EXTRAIT DU DOCUMENT →
______
Sans soleil est un documentaire de Chris Marker sorti en 1983, film pour lequel le cinéaste se considérait davantage comme un assembleur, un compositeur, un monteur, que comme un réalisateur.
Evoquant notamment le soleil noir d’Hiroshima, cette œuvre de poésie interroge la capacité humaine à surmonter l’impossible.

En nommant leur essai visuel et sonore Même soleil, le photographe Gaël Bonnefon et le compositeur Frédéric D. Oberland, du collectif Oiseaux-tempête, ne cherchent pas à nier la dimension de catastrophe dans laquelle nous vivons, mais envisagent, dans le démonde advenu, des points de lumière, des échappées, des moments de clandestinité formant les signes et espoirs d’une liberté ultime.
______
(Données collectées)
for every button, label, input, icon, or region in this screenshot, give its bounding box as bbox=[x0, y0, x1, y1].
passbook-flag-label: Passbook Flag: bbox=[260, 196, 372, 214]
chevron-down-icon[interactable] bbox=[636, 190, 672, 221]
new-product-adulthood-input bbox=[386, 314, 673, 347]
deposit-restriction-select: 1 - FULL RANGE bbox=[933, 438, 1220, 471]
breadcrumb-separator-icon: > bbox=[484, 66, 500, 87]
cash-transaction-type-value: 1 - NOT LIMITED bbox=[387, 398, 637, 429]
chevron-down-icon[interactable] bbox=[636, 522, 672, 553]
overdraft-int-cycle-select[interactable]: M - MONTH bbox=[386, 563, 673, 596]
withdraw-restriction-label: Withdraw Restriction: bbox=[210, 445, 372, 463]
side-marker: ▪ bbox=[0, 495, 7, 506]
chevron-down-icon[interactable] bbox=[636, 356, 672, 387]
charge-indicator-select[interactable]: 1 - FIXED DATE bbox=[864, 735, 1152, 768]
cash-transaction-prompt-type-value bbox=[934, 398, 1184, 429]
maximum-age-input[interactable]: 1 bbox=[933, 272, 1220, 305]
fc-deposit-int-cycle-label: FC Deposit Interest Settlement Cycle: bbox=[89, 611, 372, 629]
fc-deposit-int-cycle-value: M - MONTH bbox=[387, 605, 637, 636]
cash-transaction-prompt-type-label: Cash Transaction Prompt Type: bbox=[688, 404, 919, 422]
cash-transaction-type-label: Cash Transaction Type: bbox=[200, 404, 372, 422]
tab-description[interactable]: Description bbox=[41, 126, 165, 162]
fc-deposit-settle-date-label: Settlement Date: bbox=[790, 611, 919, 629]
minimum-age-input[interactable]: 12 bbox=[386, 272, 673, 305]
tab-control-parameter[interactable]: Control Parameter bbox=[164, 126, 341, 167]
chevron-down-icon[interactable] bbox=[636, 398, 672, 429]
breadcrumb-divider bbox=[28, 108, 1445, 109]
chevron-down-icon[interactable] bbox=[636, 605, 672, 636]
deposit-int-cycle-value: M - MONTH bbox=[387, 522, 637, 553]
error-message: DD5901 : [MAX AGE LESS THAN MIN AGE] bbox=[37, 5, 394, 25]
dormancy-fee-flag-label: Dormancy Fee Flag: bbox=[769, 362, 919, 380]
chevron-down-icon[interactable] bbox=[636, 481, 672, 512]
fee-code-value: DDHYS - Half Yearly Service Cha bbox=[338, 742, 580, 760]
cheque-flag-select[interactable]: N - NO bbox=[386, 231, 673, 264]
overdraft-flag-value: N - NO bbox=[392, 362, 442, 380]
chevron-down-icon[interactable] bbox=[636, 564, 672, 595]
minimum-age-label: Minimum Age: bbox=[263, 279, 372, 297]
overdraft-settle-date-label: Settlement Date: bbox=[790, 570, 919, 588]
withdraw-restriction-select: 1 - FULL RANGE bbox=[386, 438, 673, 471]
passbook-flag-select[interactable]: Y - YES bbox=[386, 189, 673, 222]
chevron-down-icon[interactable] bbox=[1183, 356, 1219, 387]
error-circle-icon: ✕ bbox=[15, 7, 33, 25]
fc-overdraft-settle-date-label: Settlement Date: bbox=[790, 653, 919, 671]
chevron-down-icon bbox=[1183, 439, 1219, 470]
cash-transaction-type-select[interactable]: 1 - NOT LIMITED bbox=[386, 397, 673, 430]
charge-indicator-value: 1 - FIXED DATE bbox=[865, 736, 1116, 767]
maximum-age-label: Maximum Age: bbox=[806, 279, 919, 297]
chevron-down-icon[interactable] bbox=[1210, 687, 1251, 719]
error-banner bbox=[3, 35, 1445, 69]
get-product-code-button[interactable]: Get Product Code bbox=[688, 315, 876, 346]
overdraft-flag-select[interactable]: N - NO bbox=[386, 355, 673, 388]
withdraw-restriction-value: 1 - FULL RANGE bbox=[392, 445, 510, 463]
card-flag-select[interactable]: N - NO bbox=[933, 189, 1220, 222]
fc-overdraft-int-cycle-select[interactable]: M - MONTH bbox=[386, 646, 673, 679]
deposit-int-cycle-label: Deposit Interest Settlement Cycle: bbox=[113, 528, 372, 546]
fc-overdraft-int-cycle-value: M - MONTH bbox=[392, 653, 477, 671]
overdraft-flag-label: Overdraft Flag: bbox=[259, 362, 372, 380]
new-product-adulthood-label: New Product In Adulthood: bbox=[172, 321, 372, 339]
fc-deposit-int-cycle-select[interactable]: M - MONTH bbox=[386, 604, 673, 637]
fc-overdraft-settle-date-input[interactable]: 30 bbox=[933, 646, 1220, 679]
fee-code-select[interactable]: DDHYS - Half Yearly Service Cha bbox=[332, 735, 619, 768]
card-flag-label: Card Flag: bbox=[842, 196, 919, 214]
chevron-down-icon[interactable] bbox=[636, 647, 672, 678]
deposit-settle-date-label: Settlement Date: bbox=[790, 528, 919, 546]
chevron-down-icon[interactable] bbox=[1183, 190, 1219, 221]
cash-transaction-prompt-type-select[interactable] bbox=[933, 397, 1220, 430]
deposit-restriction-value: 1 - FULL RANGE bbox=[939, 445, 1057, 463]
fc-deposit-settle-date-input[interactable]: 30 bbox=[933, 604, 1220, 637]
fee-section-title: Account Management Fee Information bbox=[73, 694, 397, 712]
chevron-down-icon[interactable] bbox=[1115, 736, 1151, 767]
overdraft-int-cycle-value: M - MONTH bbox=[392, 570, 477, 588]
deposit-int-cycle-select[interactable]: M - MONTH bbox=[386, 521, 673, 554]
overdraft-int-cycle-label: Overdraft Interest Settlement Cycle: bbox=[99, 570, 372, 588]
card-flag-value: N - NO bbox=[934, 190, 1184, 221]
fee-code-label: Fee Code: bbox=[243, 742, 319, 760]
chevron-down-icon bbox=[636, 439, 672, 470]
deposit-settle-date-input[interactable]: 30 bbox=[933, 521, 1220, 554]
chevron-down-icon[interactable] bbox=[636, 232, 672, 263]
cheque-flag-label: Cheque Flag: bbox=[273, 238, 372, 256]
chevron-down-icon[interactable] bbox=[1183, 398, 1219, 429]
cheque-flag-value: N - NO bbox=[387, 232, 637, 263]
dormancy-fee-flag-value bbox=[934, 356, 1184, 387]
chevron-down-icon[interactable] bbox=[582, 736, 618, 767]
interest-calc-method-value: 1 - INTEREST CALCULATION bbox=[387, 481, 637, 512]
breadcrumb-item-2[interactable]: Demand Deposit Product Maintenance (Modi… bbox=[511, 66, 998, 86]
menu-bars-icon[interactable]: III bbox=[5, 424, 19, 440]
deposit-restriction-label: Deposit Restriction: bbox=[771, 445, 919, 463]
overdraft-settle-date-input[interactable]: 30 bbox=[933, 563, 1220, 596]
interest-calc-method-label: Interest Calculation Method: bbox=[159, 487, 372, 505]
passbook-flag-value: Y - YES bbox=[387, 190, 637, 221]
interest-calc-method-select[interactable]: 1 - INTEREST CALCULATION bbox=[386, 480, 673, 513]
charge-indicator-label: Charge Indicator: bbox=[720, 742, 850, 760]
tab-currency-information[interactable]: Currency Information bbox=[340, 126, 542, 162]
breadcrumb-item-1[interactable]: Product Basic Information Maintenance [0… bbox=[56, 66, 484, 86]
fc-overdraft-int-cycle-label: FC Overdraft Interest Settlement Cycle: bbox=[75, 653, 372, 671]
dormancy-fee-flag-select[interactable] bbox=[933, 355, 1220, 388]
______
EXERCICES →
1 - Citez le passage de l'extrait sur Sans soleil et Même soleil, de « En nommant leur » à « d’une liberté ultime. ».
2 - Recopiez à l'identique les lignes des données collectées, depuis la première jusqu'à celle qui contient « chevron-down-icon[interactable] bbox=[636, 481, 672, 512] », cette dernière comprise.

LISTE DES RÉPONSES →
1 -
En nommant leur essai visuel et sonore Même soleil, le photographe Gaël Bonnefon et le compositeur Frédéric D. Oberland, du collectif Oiseaux-tempête, ne cherchent pas à nier la dimension de catastrophe dans laquelle nous vivons, mais envisagent, dans le démonde advenu, des points de lumière, des échappées, des moments de clandestinité formant les signes et espoirs d’une liberté ultime.

2 -
for every button, label, input, icon, or region in this screenshot, give its bounding box as bbox=[x0, y0, x1, y1].
passbook-flag-label: Passbook Flag: bbox=[260, 196, 372, 214]
chevron-down-icon[interactable] bbox=[636, 190, 672, 221]
new-product-adulthood-input bbox=[386, 314, 673, 347]
deposit-restriction-select: 1 - FULL RANGE bbox=[933, 438, 1220, 471]
breadcrumb-separator-icon: > bbox=[484, 66, 500, 87]
cash-transaction-type-value: 1 - NOT LIMITED bbox=[387, 398, 637, 429]
chevron-down-icon[interactable] bbox=[636, 522, 672, 553]
overdraft-int-cycle-select[interactable]: M - MONTH bbox=[386, 563, 673, 596]
withdraw-restriction-label: Withdraw Restriction: bbox=[210, 445, 372, 463]
side-marker: ▪ bbox=[0, 495, 7, 506]
chevron-down-icon[interactable] bbox=[636, 356, 672, 387]
charge-indicator-select[interactable]: 1 - FIXED DATE bbox=[864, 735, 1152, 768]
cash-transaction-prompt-type-value bbox=[934, 398, 1184, 429]
maximum-age-input[interactable]: 1 bbox=[933, 272, 1220, 305]
fc-deposit-int-cycle-label: FC Deposit Interest Settlement Cycle: bbox=[89, 611, 372, 629]
fc-deposit-int-cycle-value: M - MONTH bbox=[387, 605, 637, 636]
cash-transaction-prompt-type-label: Cash Transaction Prompt Type: bbox=[688, 404, 919, 422]
cash-transaction-type-label: Cash Transaction Type: bbox=[200, 404, 372, 422]
tab-description[interactable]: Description bbox=[41, 126, 165, 162]
fc-deposit-settle-date-label: Settlement Date: bbox=[790, 611, 919, 629]
minimum-age-input[interactable]: 12 bbox=[386, 272, 673, 305]
tab-control-parameter[interactable]: Control Parameter bbox=[164, 126, 341, 167]
chevron-down-icon[interactable] bbox=[636, 398, 672, 429]
breadcrumb-divider bbox=[28, 108, 1445, 109]
chevron-down-icon[interactable] bbox=[636, 605, 672, 636]
deposit-int-cycle-value: M - MONTH bbox=[387, 522, 637, 553]
error-message: DD5901 : [MAX AGE LESS THAN MIN AGE] bbox=[37, 5, 394, 25]
dormancy-fee-flag-label: Dormancy Fee Flag: bbox=[769, 362, 919, 380]
chevron-down-icon[interactable] bbox=[636, 481, 672, 512]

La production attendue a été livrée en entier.